Saved entries:
--- BEGIN ---

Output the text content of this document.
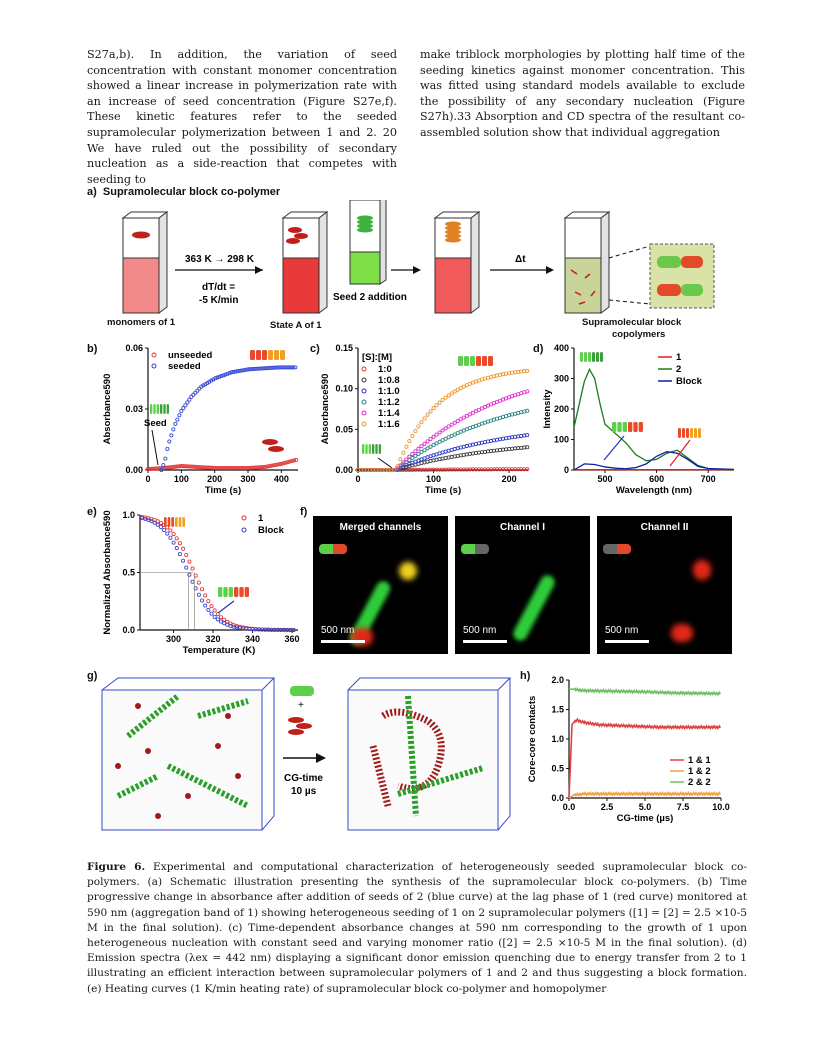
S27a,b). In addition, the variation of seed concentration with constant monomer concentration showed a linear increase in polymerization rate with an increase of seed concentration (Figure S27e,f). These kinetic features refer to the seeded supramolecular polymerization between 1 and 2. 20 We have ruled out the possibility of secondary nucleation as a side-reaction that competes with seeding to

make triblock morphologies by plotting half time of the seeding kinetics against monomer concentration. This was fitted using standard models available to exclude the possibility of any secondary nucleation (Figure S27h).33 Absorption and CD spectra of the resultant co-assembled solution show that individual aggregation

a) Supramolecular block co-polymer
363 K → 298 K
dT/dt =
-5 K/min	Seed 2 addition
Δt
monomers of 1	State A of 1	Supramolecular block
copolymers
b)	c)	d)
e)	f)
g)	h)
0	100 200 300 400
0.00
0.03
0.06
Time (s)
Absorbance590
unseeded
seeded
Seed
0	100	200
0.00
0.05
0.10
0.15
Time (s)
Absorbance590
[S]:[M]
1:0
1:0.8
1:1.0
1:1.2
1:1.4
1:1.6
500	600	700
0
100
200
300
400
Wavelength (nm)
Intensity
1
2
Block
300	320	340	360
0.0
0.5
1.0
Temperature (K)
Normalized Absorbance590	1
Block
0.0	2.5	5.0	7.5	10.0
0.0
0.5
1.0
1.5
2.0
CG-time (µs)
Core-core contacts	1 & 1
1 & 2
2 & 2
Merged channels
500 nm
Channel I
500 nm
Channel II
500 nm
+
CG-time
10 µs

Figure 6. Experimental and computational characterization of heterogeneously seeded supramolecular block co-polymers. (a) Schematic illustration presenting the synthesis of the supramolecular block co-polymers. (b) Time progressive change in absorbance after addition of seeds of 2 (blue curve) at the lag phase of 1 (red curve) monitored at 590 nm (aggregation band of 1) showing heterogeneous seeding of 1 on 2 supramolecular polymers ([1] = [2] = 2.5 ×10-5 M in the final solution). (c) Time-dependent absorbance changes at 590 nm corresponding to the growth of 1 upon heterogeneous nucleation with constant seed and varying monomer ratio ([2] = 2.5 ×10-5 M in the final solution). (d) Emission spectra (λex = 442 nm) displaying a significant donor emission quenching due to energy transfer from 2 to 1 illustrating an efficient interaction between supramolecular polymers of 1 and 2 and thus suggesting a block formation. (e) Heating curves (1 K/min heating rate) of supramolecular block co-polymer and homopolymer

--- END ---
--- BEGIN ---

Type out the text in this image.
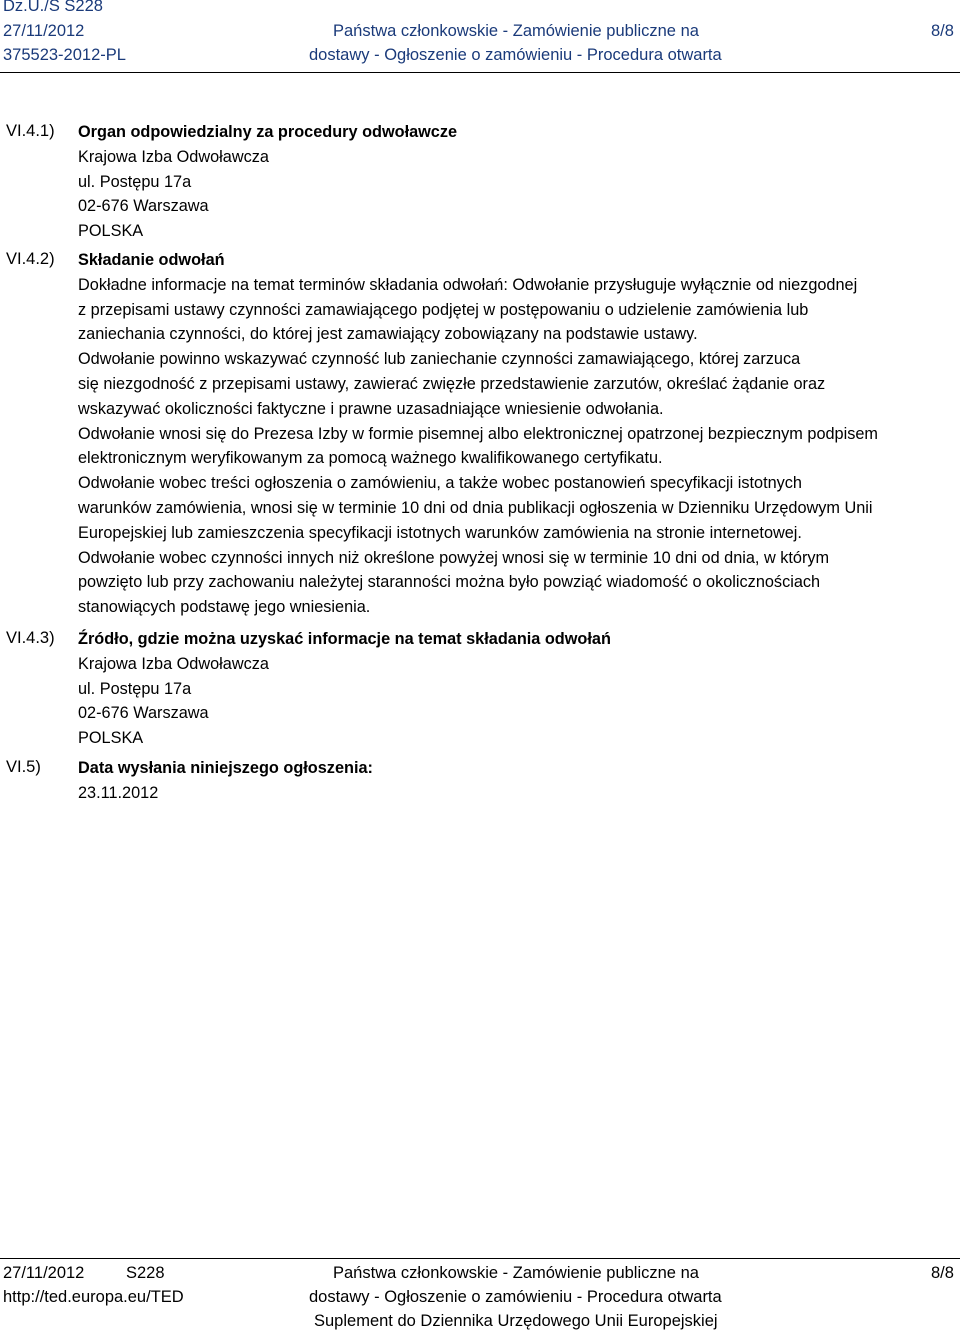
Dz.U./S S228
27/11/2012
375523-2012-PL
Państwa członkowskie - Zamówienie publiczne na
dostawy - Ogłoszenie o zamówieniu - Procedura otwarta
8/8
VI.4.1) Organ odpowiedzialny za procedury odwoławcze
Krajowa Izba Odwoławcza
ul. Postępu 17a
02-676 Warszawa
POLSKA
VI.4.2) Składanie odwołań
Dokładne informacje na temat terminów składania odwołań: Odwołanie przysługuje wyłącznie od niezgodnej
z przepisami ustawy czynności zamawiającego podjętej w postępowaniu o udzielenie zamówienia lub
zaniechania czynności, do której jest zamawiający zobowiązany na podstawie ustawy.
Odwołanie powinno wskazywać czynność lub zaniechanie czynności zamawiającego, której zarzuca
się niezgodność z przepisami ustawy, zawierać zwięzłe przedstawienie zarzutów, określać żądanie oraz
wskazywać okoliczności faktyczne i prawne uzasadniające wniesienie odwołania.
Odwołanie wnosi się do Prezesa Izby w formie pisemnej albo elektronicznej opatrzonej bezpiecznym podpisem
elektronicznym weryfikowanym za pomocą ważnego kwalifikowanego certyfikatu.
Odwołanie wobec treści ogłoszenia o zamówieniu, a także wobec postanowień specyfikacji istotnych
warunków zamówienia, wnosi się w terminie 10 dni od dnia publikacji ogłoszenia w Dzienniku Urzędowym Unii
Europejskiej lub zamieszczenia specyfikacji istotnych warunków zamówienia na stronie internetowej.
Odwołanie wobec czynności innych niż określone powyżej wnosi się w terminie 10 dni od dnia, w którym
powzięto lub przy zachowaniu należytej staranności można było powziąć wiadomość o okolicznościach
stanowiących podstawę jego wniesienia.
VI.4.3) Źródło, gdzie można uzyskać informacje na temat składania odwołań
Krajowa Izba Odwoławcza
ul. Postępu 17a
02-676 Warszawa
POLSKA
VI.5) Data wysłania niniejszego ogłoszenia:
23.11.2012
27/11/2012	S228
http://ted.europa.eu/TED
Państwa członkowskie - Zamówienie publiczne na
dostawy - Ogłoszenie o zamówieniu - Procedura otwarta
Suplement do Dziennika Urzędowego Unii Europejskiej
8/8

--- END ---

- [Prompt]: Show each line of the data that contains the string "składania".

- [Exercise solution]:
Dokładne informacje na temat terminów składania odwołań: Odwołanie przysługuje wyłącznie od niezgodnej
VI.4.3) Źródło, gdzie można uzyskać informacje na temat składania odwołań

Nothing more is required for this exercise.